Go through the listing and copy every line word for word.

[Stored items from a collection]
+---+

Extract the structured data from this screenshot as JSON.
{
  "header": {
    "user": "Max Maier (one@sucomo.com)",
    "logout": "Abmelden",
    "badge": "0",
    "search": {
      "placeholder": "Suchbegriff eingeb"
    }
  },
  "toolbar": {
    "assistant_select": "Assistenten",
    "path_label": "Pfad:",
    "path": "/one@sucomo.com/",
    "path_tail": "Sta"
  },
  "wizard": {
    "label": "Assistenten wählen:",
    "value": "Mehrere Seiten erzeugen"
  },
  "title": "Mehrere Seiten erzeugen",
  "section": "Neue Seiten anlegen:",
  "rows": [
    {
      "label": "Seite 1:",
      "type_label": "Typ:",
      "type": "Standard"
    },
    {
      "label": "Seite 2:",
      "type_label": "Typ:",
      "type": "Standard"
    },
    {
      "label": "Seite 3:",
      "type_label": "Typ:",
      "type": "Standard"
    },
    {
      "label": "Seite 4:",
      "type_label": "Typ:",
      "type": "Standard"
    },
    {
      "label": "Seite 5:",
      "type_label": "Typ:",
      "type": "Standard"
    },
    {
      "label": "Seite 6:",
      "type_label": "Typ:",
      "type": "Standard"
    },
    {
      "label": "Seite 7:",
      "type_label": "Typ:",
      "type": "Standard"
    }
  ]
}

+---+

— Result of this exercise —
Extract the structured data from this screenshot as JSON.
{
  "header": {
    "user": "Max Maier (one@sucomo.com)",
    "logout": "Abmelden",
    "badge": "0",
    "search": {
      "placeholder": "Suchbegriff eingeb"
    }
  },
  "toolbar": {
    "assistant_select": "Assistenten",
    "path_label": "Pfad:",
    "path": "/one@sucomo.com/",
    "path_tail": "Sta"
  },
  "wizard": {
    "label": "Assistenten wählen:",
    "value": "Mehrere Seiten erzeugen"
  },
  "title": "Mehrere Seiten erzeugen",
  "section": "Neue Seiten anlegen:",
  "rows": [
    {
      "label": "Seite 1:",
      "type_label": "Typ:",
      "type": "Standard"
    },
    {
      "label": "Seite 2:",
      "type_label": "Typ:",
      "type": "Standard"
    },
    {
      "label": "Seite 3:",
      "type_label": "Typ:",
      "type": "Standard"
    },
    {
      "label": "Seite 4:",
      "type_label": "Typ:",
      "type": "Standard"
    },
    {
      "label": "Seite 5:",
      "type_label": "Typ:",
      "type": "Standard"
    },
    {
      "label": "Seite 6:",
      "type_label": "Typ:",
      "type": "Standard"
    },
    {
      "label": "Seite 7:",
      "type_label": "Typ:",
      "type": "Standard"
    }
  ]
}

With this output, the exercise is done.